*TO DO*. Pick out the lines below with "Визволене" and list them.

*Records from a collection*.
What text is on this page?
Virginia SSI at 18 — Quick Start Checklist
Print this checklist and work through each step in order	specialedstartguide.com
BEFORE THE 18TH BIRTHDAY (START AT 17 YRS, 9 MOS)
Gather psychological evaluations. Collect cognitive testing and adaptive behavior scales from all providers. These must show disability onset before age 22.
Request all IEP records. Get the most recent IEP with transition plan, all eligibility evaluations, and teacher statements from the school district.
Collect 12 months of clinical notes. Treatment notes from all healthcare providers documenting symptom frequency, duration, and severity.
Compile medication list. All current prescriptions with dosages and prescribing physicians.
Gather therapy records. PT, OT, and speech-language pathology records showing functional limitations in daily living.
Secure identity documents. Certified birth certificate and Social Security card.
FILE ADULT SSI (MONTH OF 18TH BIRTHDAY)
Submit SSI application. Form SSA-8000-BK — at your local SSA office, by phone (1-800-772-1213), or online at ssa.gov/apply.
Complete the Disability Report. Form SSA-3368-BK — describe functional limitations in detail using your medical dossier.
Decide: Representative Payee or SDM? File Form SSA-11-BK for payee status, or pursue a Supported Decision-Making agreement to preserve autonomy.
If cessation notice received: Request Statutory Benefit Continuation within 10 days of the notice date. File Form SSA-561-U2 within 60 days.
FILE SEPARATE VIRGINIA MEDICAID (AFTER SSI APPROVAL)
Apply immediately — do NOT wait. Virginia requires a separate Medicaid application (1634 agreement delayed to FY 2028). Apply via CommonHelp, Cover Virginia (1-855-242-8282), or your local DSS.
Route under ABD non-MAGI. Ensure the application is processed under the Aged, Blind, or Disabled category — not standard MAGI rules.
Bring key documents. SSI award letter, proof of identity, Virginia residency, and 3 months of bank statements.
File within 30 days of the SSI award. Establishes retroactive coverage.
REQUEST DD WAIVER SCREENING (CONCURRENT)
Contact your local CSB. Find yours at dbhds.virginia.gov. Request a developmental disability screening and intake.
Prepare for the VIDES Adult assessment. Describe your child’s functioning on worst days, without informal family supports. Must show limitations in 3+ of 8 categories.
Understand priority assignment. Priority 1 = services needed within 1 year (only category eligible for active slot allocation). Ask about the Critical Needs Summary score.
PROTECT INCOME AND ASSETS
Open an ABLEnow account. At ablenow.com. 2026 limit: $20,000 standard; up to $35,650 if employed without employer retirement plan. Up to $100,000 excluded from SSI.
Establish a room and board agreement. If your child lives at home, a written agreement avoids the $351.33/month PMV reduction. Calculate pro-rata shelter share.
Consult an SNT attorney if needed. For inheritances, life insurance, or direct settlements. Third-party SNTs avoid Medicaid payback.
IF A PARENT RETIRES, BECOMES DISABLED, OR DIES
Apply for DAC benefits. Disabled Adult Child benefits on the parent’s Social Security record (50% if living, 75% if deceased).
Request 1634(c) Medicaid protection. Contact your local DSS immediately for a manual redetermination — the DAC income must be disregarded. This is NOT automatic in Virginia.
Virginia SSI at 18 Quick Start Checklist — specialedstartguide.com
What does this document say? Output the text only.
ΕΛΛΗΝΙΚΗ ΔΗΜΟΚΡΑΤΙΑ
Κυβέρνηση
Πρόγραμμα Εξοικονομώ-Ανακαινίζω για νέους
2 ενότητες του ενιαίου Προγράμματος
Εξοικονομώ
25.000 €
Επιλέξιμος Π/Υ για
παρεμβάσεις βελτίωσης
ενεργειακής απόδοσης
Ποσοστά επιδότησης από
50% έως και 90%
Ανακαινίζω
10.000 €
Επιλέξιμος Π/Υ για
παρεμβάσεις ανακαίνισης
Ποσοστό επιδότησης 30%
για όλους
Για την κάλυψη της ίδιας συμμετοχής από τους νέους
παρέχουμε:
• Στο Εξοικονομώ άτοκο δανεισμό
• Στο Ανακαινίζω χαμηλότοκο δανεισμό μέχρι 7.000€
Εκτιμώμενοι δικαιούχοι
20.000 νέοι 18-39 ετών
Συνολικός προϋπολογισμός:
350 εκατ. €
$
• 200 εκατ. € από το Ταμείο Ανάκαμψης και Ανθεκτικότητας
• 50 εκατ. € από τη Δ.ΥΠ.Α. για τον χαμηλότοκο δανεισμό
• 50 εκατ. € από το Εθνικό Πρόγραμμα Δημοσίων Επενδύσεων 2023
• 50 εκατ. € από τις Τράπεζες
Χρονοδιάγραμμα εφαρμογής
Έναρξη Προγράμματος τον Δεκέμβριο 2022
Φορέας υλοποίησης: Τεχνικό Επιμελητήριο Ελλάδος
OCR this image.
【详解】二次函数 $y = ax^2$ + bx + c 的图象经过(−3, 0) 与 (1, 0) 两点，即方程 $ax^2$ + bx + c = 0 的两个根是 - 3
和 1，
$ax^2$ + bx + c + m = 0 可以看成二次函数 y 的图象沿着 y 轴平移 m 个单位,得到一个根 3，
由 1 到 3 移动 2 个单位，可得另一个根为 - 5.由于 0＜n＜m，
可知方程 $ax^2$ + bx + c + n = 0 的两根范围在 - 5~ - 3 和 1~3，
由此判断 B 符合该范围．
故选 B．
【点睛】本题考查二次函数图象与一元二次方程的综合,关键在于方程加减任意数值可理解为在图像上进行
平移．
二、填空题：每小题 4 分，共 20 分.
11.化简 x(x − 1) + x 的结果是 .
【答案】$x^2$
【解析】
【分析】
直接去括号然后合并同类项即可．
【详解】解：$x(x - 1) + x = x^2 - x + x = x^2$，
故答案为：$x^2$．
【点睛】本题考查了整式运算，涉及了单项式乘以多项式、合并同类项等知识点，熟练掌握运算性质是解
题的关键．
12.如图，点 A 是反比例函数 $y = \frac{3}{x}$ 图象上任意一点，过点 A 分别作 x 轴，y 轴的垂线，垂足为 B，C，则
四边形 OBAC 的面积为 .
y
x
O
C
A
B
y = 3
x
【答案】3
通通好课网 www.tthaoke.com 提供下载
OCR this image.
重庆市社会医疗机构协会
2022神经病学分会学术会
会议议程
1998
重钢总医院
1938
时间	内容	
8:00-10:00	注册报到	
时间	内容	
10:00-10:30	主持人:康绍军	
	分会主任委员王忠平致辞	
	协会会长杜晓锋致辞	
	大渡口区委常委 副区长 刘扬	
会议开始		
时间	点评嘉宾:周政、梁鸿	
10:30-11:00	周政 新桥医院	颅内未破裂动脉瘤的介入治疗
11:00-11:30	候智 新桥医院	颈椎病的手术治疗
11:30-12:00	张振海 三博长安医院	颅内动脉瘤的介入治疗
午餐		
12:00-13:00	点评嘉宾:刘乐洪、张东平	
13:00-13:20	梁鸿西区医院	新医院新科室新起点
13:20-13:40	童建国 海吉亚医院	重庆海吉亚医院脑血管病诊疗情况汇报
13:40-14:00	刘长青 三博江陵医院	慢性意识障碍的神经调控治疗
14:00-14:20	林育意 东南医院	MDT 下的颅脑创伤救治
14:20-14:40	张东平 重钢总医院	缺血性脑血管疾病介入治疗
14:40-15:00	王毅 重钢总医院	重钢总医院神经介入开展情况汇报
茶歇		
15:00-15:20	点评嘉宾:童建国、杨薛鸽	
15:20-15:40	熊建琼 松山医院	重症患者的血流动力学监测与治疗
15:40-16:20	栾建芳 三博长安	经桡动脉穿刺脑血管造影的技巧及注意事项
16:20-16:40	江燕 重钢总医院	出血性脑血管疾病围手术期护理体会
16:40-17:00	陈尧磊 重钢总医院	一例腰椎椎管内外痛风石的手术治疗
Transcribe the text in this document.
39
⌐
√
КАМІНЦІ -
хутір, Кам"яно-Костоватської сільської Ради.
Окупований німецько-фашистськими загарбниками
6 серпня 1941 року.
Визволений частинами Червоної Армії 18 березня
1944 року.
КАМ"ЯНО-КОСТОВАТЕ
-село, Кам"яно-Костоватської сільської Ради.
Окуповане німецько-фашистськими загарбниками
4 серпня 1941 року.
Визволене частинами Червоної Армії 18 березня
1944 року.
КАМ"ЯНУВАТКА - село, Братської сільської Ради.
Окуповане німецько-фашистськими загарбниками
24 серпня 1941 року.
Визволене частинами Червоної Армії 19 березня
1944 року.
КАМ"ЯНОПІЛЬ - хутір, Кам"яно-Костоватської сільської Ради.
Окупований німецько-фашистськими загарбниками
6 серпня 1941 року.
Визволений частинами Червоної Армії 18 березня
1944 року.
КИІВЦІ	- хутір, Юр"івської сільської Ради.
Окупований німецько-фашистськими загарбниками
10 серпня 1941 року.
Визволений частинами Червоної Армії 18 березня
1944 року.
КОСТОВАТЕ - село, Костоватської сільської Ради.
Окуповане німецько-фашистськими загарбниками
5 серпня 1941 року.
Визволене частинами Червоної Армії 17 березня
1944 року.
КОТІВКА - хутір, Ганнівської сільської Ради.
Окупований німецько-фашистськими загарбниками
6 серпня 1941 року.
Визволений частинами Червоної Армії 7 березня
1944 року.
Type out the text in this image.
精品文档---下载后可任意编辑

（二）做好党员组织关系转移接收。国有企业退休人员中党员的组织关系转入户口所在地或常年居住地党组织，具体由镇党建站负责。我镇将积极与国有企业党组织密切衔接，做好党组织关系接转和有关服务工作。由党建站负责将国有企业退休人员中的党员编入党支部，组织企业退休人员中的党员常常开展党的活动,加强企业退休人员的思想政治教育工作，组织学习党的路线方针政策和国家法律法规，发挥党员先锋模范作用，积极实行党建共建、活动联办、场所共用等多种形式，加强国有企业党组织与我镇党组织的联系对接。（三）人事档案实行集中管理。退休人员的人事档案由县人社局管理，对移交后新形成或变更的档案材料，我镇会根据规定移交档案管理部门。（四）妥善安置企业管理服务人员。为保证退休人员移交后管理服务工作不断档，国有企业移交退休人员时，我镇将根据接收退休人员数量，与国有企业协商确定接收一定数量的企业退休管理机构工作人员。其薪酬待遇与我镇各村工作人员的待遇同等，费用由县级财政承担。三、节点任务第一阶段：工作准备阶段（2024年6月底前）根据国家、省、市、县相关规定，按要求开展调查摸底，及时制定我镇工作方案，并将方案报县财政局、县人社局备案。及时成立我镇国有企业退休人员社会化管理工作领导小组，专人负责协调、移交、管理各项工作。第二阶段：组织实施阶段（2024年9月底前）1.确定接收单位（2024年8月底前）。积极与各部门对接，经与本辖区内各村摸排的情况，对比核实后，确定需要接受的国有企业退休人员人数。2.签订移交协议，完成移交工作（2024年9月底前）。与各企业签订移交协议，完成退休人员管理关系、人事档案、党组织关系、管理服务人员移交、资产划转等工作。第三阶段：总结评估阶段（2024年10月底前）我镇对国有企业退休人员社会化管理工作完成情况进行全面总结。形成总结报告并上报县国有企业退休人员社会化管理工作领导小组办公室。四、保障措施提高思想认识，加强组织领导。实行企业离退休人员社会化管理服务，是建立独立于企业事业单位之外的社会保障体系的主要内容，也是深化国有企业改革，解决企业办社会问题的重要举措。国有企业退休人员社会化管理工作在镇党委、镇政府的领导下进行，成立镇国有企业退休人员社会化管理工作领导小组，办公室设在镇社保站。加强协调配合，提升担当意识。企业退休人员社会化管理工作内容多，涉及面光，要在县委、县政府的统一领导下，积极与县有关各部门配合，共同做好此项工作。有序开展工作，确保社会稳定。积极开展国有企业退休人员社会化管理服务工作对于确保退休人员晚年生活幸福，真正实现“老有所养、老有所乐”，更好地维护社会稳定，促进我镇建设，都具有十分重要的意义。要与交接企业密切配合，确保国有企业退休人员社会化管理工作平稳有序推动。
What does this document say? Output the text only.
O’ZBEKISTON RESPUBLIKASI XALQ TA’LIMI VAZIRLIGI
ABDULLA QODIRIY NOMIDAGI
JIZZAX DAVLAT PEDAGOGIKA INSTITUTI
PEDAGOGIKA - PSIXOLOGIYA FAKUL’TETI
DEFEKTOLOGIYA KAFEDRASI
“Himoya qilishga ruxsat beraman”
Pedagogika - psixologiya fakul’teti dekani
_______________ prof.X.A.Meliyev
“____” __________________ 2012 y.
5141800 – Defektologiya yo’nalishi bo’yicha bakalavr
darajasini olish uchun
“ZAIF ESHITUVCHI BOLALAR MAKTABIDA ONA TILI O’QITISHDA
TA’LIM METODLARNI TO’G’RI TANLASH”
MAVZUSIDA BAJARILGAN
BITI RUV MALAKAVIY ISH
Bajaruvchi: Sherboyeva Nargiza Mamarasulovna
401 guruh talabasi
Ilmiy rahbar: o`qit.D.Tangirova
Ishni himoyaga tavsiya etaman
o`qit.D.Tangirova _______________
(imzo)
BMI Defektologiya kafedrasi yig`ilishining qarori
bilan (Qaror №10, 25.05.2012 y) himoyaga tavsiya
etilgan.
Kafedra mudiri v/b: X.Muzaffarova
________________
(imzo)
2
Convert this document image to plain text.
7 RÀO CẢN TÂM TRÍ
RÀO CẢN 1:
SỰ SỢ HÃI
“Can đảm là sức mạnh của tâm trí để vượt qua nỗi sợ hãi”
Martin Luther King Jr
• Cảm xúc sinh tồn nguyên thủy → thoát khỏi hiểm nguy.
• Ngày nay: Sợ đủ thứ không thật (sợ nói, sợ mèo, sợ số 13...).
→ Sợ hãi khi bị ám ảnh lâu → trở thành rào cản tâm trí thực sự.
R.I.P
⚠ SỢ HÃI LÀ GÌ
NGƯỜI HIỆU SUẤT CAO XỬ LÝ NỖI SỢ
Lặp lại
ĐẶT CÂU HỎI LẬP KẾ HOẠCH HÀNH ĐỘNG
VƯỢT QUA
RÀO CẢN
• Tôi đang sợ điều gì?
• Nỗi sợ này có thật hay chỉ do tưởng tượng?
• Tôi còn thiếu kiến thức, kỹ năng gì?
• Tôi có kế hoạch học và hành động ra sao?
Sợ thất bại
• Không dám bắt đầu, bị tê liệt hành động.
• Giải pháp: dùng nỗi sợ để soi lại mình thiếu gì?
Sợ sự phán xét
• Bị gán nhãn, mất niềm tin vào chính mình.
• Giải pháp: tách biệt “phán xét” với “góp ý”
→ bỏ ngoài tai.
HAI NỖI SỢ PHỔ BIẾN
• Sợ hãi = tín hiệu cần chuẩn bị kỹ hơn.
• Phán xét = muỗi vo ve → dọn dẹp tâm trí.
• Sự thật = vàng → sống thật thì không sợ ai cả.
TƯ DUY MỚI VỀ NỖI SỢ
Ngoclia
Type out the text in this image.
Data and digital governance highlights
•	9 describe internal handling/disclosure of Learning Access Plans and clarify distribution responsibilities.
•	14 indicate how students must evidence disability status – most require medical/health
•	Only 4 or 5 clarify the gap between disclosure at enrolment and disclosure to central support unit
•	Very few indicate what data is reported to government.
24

*RESULT FOR THIS TASK*.
Визволене частинами Червоної Армії 18 березня
Визволене частинами Червоної Армії 19 березня
Визволене частинами Червоної Армії 17 березня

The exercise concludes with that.